● **Short exercise**:
Will you print the material below without altering a single character?

** start Exercise data **

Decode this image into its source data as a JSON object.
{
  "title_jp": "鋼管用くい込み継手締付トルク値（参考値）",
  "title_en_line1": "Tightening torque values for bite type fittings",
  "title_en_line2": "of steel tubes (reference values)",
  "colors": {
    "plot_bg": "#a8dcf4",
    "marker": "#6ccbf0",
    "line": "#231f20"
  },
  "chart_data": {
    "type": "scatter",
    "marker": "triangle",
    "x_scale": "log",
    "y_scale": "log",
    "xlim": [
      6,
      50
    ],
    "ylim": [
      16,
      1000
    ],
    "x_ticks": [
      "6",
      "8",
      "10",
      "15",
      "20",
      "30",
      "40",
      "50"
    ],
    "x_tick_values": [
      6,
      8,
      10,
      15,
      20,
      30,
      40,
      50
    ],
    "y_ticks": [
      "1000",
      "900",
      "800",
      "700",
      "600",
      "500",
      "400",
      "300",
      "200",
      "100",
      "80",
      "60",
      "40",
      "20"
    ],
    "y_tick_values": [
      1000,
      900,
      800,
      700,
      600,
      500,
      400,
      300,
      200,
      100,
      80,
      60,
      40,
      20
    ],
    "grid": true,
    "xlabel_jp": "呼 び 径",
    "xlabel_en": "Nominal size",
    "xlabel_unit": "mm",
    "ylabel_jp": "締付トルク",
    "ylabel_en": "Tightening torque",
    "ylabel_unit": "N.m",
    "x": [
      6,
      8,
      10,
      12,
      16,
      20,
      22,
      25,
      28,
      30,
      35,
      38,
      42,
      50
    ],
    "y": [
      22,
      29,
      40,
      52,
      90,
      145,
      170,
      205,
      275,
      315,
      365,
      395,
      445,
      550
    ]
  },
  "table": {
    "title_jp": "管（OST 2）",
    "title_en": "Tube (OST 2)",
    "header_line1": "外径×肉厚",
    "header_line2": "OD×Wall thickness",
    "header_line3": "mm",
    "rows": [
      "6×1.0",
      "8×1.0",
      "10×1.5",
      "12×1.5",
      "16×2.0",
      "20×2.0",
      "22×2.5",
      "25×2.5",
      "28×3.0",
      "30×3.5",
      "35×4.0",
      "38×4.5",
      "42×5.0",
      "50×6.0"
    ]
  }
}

** end Exercise data **

● **Task solution**:
Decode this image into its source data as a JSON object.
{
  "title_jp": "鋼管用くい込み継手締付トルク値（参考値）",
  "title_en_line1": "Tightening torque values for bite type fittings",
  "title_en_line2": "of steel tubes (reference values)",
  "colors": {
    "plot_bg": "#a8dcf4",
    "marker": "#6ccbf0",
    "line": "#231f20"
  },
  "chart_data": {
    "type": "scatter",
    "marker": "triangle",
    "x_scale": "log",
    "y_scale": "log",
    "xlim": [
      6,
      50
    ],
    "ylim": [
      16,
      1000
    ],
    "x_ticks": [
      "6",
      "8",
      "10",
      "15",
      "20",
      "30",
      "40",
      "50"
    ],
    "x_tick_values": [
      6,
      8,
      10,
      15,
      20,
      30,
      40,
      50
    ],
    "y_ticks": [
      "1000",
      "900",
      "800",
      "700",
      "600",
      "500",
      "400",
      "300",
      "200",
      "100",
      "80",
      "60",
      "40",
      "20"
    ],
    "y_tick_values": [
      1000,
      900,
      800,
      700,
      600,
      500,
      400,
      300,
      200,
      100,
      80,
      60,
      40,
      20
    ],
    "grid": true,
    "xlabel_jp": "呼 び 径",
    "xlabel_en": "Nominal size",
    "xlabel_unit": "mm",
    "ylabel_jp": "締付トルク",
    "ylabel_en": "Tightening torque",
    "ylabel_unit": "N.m",
    "x": [
      6,
      8,
      10,
      12,
      16,
      20,
      22,
      25,
      28,
      30,
      35,
      38,
      42,
      50
    ],
    "y": [
      22,
      29,
      40,
      52,
      90,
      145,
      170,
      205,
      275,
      315,
      365,
      395,
      445,
      550
    ]
  },
  "table": {
    "title_jp": "管（OST 2）",
    "title_en": "Tube (OST 2)",
    "header_line1": "外径×肉厚",
    "header_line2": "OD×Wall thickness",
    "header_line3": "mm",
    "rows": [
      "6×1.0",
      "8×1.0",
      "10×1.5",
      "12×1.5",
      "16×2.0",
      "20×2.0",
      "22×2.5",
      "25×2.5",
      "28×3.0",
      "30×3.5",
      "35×4.0",
      "38×4.5",
      "42×5.0",
      "50×6.0"
    ]
  }
}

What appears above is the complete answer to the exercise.